[Stored data entries]
========
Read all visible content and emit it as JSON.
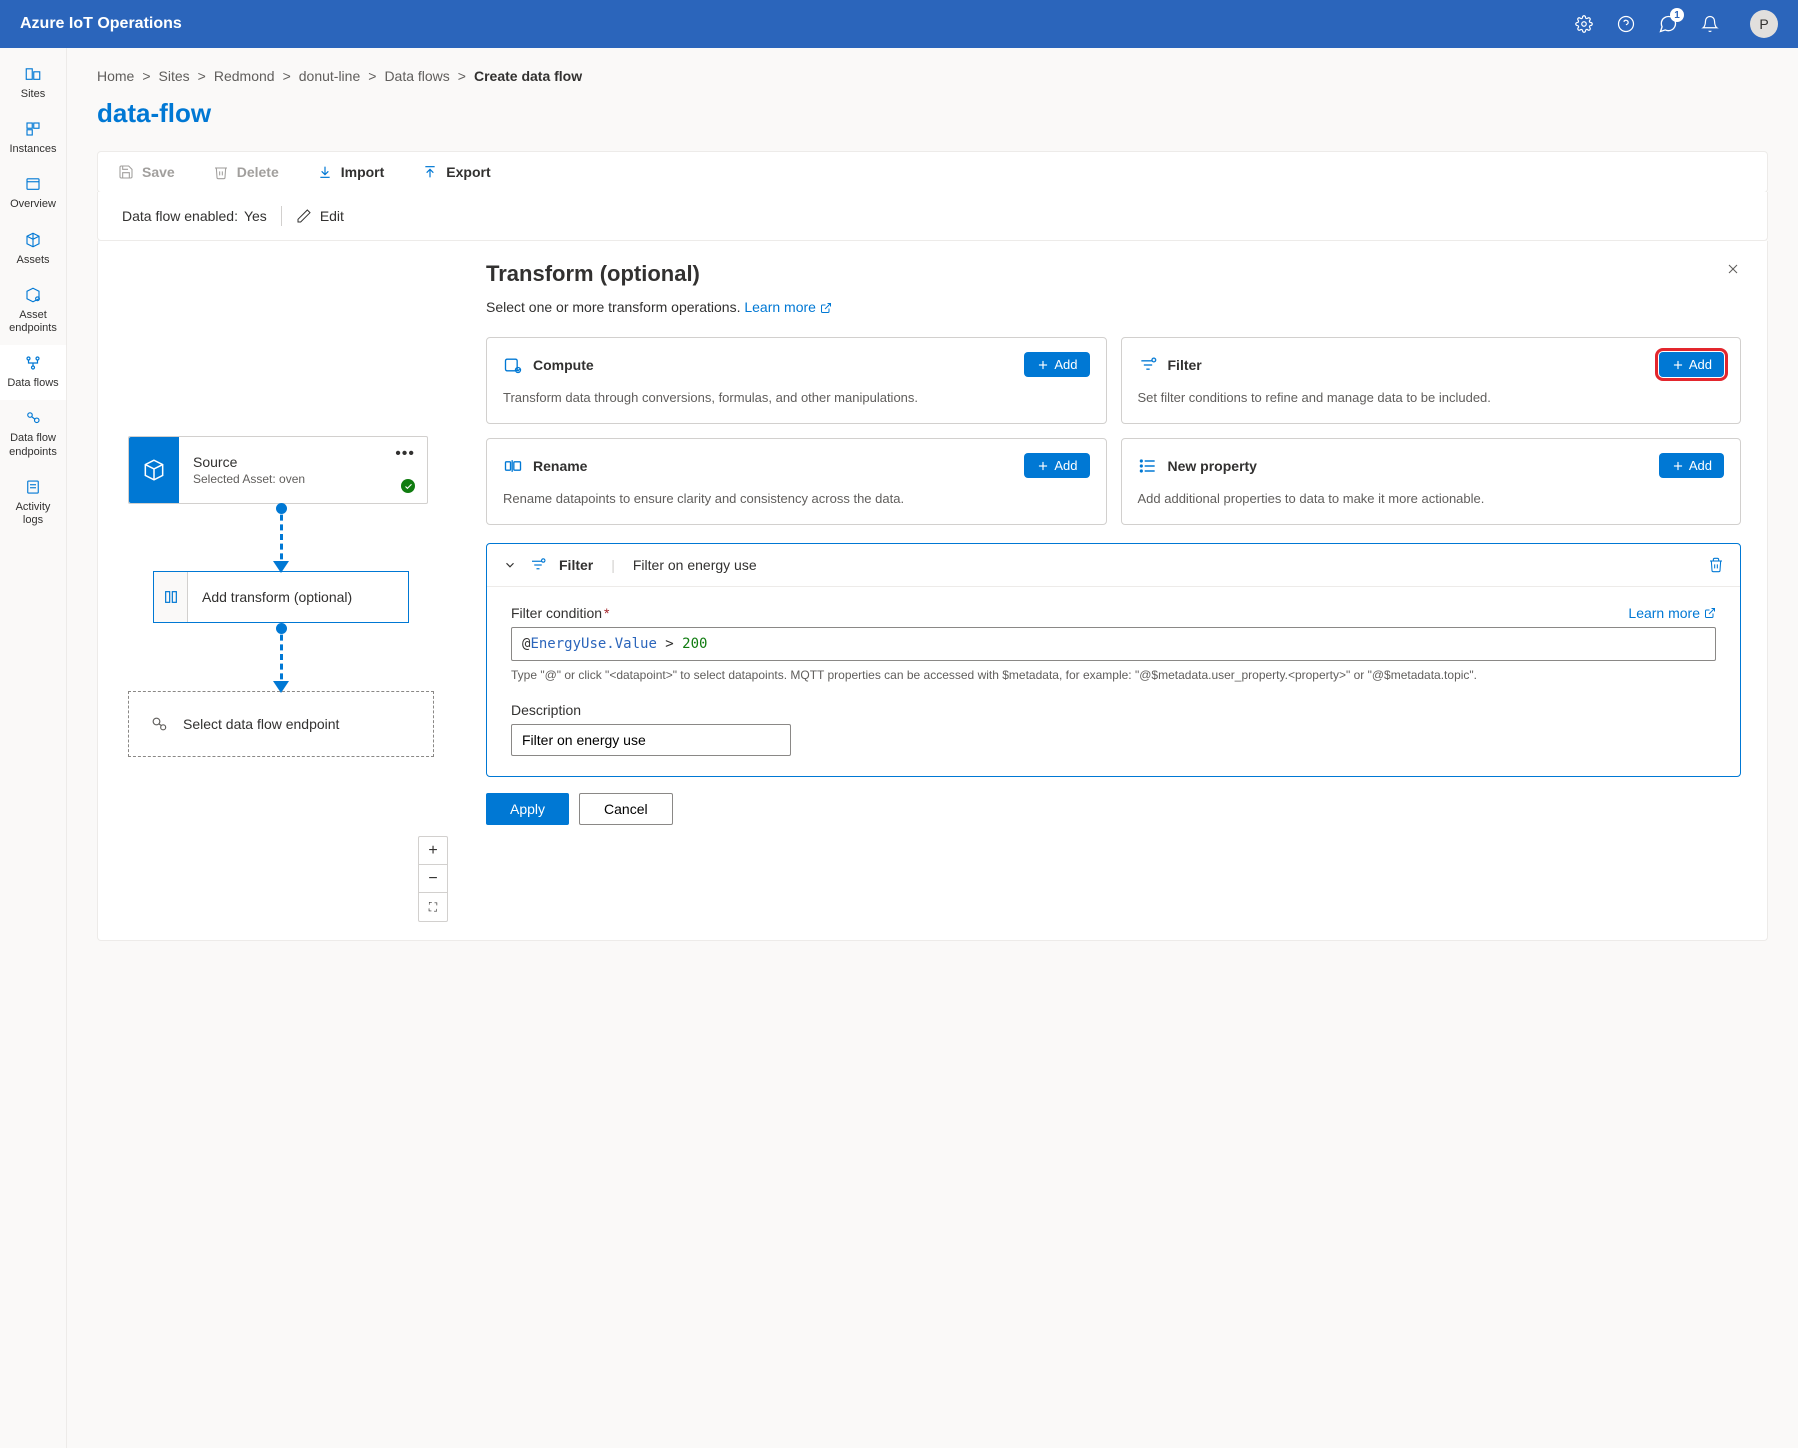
{
  "header": {
    "title": "Azure IoT Operations",
    "notification_count": "1",
    "avatar_initial": "P"
  },
  "sidebar": {
    "items": [
      {
        "label": "Sites"
      },
      {
        "label": "Instances"
      },
      {
        "label": "Overview"
      },
      {
        "label": "Assets"
      },
      {
        "label": "Asset endpoints"
      },
      {
        "label": "Data flows"
      },
      {
        "label": "Data flow endpoints"
      },
      {
        "label": "Activity logs"
      }
    ]
  },
  "breadcrumb": {
    "items": [
      "Home",
      "Sites",
      "Redmond",
      "donut-line",
      "Data flows"
    ],
    "current": "Create data flow"
  },
  "page": {
    "title": "data-flow"
  },
  "toolbar": {
    "save": "Save",
    "delete": "Delete",
    "import": "Import",
    "export": "Export"
  },
  "enabled": {
    "label": "Data flow enabled:",
    "value": "Yes",
    "edit": "Edit"
  },
  "canvas": {
    "source": {
      "title": "Source",
      "subtitle": "Selected Asset: oven"
    },
    "transform": {
      "label": "Add transform (optional)"
    },
    "endpoint": {
      "label": "Select data flow endpoint"
    }
  },
  "panel": {
    "title": "Transform (optional)",
    "subtitle_prefix": "Select one or more transform operations. ",
    "learn_more": "Learn more",
    "cards": {
      "compute": {
        "title": "Compute",
        "desc": "Transform data through conversions, formulas, and other manipulations.",
        "add": "Add"
      },
      "filter": {
        "title": "Filter",
        "desc": "Set filter conditions to refine and manage data to be included.",
        "add": "Add"
      },
      "rename": {
        "title": "Rename",
        "desc": "Rename datapoints to ensure clarity and consistency across the data.",
        "add": "Add"
      },
      "newprop": {
        "title": "New property",
        "desc": "Add additional properties to data to make it more actionable.",
        "add": "Add"
      }
    },
    "editor": {
      "head_label": "Filter",
      "head_value": "Filter on energy use",
      "condition_label": "Filter condition",
      "learn_more": "Learn more",
      "condition_at": "@",
      "condition_prop": "EnergyUse.Value",
      "condition_op": " > ",
      "condition_val": "200",
      "hint": "Type \"@\" or click \"<datapoint>\" to select datapoints. MQTT properties can be accessed with $metadata, for example: \"@$metadata.user_property.<property>\" or \"@$metadata.topic\".",
      "desc_label": "Description",
      "desc_value": "Filter on energy use"
    },
    "apply": "Apply",
    "cancel": "Cancel"
  }
}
========
DO THIS: Exactly reproduce the entries above, minus the pictures.

RESULT:
Read all visible content and emit it as JSON.
{
  "header": {
    "title": "Azure IoT Operations",
    "notification_count": "1",
    "avatar_initial": "P"
  },
  "sidebar": {
    "items": [
      {
        "label": "Sites"
      },
      {
        "label": "Instances"
      },
      {
        "label": "Overview"
      },
      {
        "label": "Assets"
      },
      {
        "label": "Asset endpoints"
      },
      {
        "label": "Data flows"
      },
      {
        "label": "Data flow endpoints"
      },
      {
        "label": "Activity logs"
      }
    ]
  },
  "breadcrumb": {
    "items": [
      "Home",
      "Sites",
      "Redmond",
      "donut-line",
      "Data flows"
    ],
    "current": "Create data flow"
  },
  "page": {
    "title": "data-flow"
  },
  "toolbar": {
    "save": "Save",
    "delete": "Delete",
    "import": "Import",
    "export": "Export"
  },
  "enabled": {
    "label": "Data flow enabled:",
    "value": "Yes",
    "edit": "Edit"
  },
  "canvas": {
    "source": {
      "title": "Source",
      "subtitle": "Selected Asset: oven"
    },
    "transform": {
      "label": "Add transform (optional)"
    },
    "endpoint": {
      "label": "Select data flow endpoint"
    }
  },
  "panel": {
    "title": "Transform (optional)",
    "subtitle_prefix": "Select one or more transform operations. ",
    "learn_more": "Learn more",
    "cards": {
      "compute": {
        "title": "Compute",
        "desc": "Transform data through conversions, formulas, and other manipulations.",
        "add": "Add"
      },
      "filter": {
        "title": "Filter",
        "desc": "Set filter conditions to refine and manage data to be included.",
        "add": "Add"
      },
      "rename": {
        "title": "Rename",
        "desc": "Rename datapoints to ensure clarity and consistency across the data.",
        "add": "Add"
      },
      "newprop": {
        "title": "New property",
        "desc": "Add additional properties to data to make it more actionable.",
        "add": "Add"
      }
    },
    "editor": {
      "head_label": "Filter",
      "head_value": "Filter on energy use",
      "condition_label": "Filter condition",
      "learn_more": "Learn more",
      "condition_at": "@",
      "condition_prop": "EnergyUse.Value",
      "condition_op": " > ",
      "condition_val": "200",
      "hint": "Type \"@\" or click \"<datapoint>\" to select datapoints. MQTT properties can be accessed with $metadata, for example: \"@$metadata.user_property.<property>\" or \"@$metadata.topic\".",
      "desc_label": "Description",
      "desc_value": "Filter on energy use"
    },
    "apply": "Apply",
    "cancel": "Cancel"
  }
}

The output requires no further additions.